### Element-and-box listings
======
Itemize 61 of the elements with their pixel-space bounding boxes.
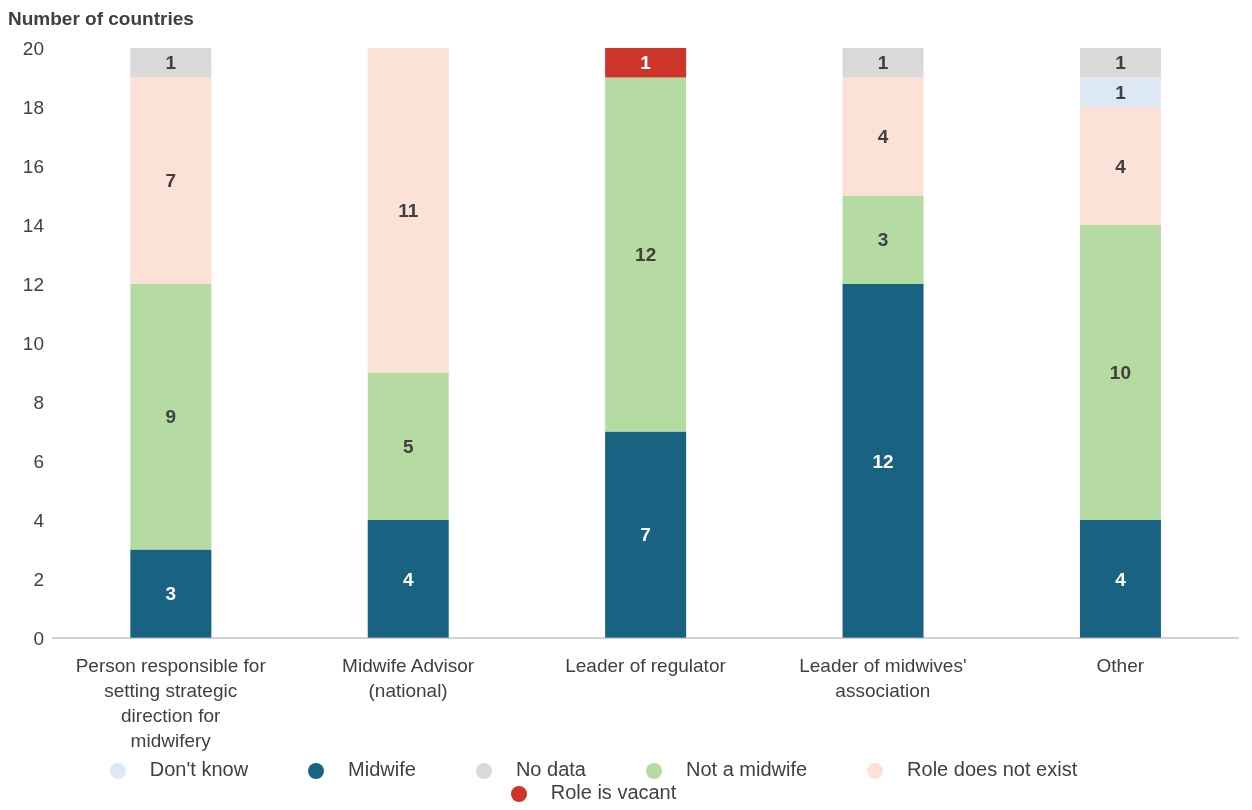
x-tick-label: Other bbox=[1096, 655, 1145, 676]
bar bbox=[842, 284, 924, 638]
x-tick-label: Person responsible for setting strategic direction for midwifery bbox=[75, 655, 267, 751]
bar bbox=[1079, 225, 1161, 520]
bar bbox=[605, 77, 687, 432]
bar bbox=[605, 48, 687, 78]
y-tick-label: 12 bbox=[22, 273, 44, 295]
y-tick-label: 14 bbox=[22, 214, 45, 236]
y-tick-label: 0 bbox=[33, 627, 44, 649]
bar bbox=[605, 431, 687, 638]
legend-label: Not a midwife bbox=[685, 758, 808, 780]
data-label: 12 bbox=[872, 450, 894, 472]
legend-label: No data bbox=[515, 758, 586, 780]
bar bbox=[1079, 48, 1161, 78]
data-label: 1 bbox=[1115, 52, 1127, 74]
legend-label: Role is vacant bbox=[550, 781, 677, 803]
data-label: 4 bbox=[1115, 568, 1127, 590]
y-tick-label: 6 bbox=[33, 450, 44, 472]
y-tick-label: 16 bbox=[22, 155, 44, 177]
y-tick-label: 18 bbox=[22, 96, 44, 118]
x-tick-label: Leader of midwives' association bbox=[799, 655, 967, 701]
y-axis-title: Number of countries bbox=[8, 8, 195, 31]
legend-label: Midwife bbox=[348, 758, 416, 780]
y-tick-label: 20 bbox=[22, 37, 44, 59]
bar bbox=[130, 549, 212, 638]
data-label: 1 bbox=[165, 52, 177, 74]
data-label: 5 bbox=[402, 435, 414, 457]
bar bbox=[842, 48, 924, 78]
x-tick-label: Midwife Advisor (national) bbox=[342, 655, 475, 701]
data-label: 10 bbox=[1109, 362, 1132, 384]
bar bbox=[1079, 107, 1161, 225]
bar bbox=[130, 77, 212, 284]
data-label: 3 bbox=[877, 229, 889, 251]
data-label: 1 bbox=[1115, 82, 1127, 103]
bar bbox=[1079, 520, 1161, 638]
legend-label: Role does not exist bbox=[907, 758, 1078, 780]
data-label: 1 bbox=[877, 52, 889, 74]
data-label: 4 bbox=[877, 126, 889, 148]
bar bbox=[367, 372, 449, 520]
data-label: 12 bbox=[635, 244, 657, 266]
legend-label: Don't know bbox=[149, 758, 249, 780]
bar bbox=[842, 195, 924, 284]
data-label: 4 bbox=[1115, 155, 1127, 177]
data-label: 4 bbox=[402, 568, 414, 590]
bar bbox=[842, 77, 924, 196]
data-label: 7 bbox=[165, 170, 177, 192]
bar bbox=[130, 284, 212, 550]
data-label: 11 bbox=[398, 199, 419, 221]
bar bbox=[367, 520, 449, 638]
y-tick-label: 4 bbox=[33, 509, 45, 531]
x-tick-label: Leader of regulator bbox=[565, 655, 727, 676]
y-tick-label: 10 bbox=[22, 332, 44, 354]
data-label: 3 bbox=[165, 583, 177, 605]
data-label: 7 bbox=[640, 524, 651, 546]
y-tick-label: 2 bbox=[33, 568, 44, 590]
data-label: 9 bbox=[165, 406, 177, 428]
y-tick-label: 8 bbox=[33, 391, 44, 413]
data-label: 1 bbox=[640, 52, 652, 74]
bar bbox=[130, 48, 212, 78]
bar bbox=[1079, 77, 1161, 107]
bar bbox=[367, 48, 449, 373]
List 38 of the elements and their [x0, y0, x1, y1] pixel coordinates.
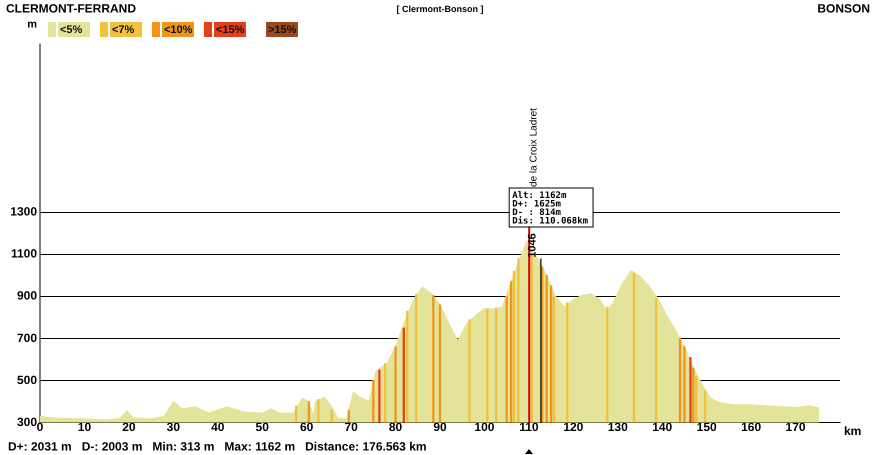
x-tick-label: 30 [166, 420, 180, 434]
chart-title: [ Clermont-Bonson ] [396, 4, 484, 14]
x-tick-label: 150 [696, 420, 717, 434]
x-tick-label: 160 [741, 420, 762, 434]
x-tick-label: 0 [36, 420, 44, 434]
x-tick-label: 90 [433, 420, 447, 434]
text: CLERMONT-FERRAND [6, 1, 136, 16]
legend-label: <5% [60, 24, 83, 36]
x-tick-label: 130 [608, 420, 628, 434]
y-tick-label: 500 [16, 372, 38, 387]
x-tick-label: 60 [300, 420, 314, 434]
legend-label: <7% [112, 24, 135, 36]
======
Extract every line above word for word, leaving out the pictures.

Itemize 61 of the elements with their pixel-space bounding boxes.
x-tick-label: Other bbox=[1096, 655, 1145, 676]
bar bbox=[842, 284, 924, 638]
x-tick-label: Person responsible for setting strategic direction for midwifery bbox=[75, 655, 267, 751]
bar bbox=[1079, 225, 1161, 520]
bar bbox=[605, 77, 687, 432]
bar bbox=[605, 48, 687, 78]
y-tick-label: 12 bbox=[22, 273, 44, 295]
y-tick-label: 14 bbox=[22, 214, 45, 236]
y-tick-label: 0 bbox=[33, 627, 44, 649]
bar bbox=[605, 431, 687, 638]
legend-label: Not a midwife bbox=[685, 758, 808, 780]
data-label: 12 bbox=[872, 450, 894, 472]
legend-label: No data bbox=[515, 758, 586, 780]
bar bbox=[1079, 48, 1161, 78]
data-label: 1 bbox=[1115, 52, 1127, 74]
legend-label: Role is vacant bbox=[550, 781, 677, 803]
data-label: 4 bbox=[1115, 568, 1127, 590]
y-tick-label: 6 bbox=[33, 450, 44, 472]
y-tick-label: 16 bbox=[22, 155, 44, 177]
y-tick-label: 18 bbox=[22, 96, 44, 118]
x-tick-label: Leader of midwives' association bbox=[799, 655, 967, 701]
y-axis-title: Number of countries bbox=[8, 8, 195, 31]
legend-label: Midwife bbox=[348, 758, 416, 780]
y-tick-label: 20 bbox=[22, 37, 44, 59]
bar bbox=[130, 549, 212, 638]
data-label: 1 bbox=[165, 52, 177, 74]
data-label: 5 bbox=[402, 435, 414, 457]
bar bbox=[842, 48, 924, 78]
x-tick-label: Midwife Advisor (national) bbox=[342, 655, 475, 701]
data-label: 10 bbox=[1109, 362, 1132, 384]
bar bbox=[1079, 107, 1161, 225]
bar bbox=[130, 77, 212, 284]
data-label: 3 bbox=[877, 229, 889, 251]
data-label: 1 bbox=[1115, 82, 1127, 103]
bar bbox=[1079, 520, 1161, 638]
legend-label: Role does not exist bbox=[907, 758, 1078, 780]
data-label: 1 bbox=[877, 52, 889, 74]
data-label: 4 bbox=[877, 126, 889, 148]
bar bbox=[367, 372, 449, 520]
data-label: 12 bbox=[635, 244, 657, 266]
legend-label: Don't know bbox=[149, 758, 249, 780]
bar bbox=[842, 195, 924, 284]
data-label: 4 bbox=[1115, 155, 1127, 177]
data-label: 4 bbox=[402, 568, 414, 590]
bar bbox=[842, 77, 924, 196]
data-label: 7 bbox=[165, 170, 177, 192]
bar bbox=[130, 284, 212, 550]
data-label: 11 bbox=[398, 199, 419, 221]
bar bbox=[367, 520, 449, 638]
y-tick-label: 4 bbox=[33, 509, 45, 531]
x-tick-label: Leader of regulator bbox=[565, 655, 727, 676]
y-tick-label: 10 bbox=[22, 332, 44, 354]
data-label: 3 bbox=[165, 583, 177, 605]
data-label: 7 bbox=[640, 524, 651, 546]
y-tick-label: 2 bbox=[33, 568, 44, 590]
data-label: 9 bbox=[165, 406, 177, 428]
y-tick-label: 8 bbox=[33, 391, 44, 413]
data-label: 1 bbox=[640, 52, 652, 74]
bar bbox=[130, 48, 212, 78]
bar bbox=[1079, 77, 1161, 107]
bar bbox=[367, 48, 449, 373]
List 38 of the elements and their [x0, y0, x1, y1] pixel coordinates.
x-tick-label: 30 [166, 420, 180, 434]
chart-title: [ Clermont-Bonson ] [396, 4, 484, 14]
x-tick-label: 150 [696, 420, 717, 434]
x-tick-label: 160 [741, 420, 762, 434]
x-tick-label: 0 [36, 420, 44, 434]
x-tick-label: 90 [433, 420, 447, 434]
text: CLERMONT-FERRAND [6, 1, 136, 16]
legend-label: <5% [60, 24, 83, 36]
x-tick-label: 130 [608, 420, 628, 434]
y-tick-label: 500 [16, 372, 38, 387]
x-tick-label: 60 [300, 420, 314, 434]
legend-label: <7% [112, 24, 135, 36]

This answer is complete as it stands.